— What you need to do —
What is the count of lines that hold the word "Moxifloxacin"? Give only the number.

— Dataset content —
## begin

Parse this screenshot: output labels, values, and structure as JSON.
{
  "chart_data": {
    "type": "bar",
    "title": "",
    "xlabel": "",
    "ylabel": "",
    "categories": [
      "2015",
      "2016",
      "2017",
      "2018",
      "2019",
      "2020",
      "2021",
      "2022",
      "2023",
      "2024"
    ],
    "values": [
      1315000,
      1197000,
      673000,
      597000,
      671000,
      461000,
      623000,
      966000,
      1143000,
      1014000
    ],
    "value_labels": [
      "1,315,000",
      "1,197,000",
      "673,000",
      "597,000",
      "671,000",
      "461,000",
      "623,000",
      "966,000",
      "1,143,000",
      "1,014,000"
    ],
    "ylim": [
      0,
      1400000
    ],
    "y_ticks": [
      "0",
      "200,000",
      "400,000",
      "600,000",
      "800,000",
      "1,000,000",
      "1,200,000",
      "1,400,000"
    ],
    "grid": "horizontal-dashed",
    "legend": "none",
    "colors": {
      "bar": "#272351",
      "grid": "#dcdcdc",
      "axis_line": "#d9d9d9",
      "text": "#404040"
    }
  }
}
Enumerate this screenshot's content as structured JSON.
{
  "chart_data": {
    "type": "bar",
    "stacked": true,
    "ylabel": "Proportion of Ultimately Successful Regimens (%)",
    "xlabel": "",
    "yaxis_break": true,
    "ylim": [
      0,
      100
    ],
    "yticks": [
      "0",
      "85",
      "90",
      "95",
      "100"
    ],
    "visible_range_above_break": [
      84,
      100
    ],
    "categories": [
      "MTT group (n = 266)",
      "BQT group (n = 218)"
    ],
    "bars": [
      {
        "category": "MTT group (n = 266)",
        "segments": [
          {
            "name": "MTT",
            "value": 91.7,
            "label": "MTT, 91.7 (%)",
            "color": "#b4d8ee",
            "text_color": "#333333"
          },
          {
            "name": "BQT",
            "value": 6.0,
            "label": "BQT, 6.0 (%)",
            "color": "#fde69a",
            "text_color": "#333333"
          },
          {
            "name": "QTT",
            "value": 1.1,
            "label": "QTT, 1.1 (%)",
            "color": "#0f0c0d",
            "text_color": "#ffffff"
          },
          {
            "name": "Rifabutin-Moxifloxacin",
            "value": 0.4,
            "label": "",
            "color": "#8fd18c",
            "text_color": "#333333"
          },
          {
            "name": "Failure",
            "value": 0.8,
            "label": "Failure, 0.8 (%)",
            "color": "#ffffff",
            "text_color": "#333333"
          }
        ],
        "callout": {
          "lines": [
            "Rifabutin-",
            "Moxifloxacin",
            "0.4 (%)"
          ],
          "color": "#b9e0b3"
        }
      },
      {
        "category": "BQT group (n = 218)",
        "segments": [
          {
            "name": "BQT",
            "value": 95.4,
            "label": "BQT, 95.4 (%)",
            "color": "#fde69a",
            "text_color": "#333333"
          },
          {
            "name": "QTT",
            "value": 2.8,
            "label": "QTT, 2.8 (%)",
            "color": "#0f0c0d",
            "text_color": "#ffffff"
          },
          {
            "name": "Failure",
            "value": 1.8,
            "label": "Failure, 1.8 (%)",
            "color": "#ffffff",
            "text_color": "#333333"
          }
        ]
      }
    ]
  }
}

## end

— Solved problem —
2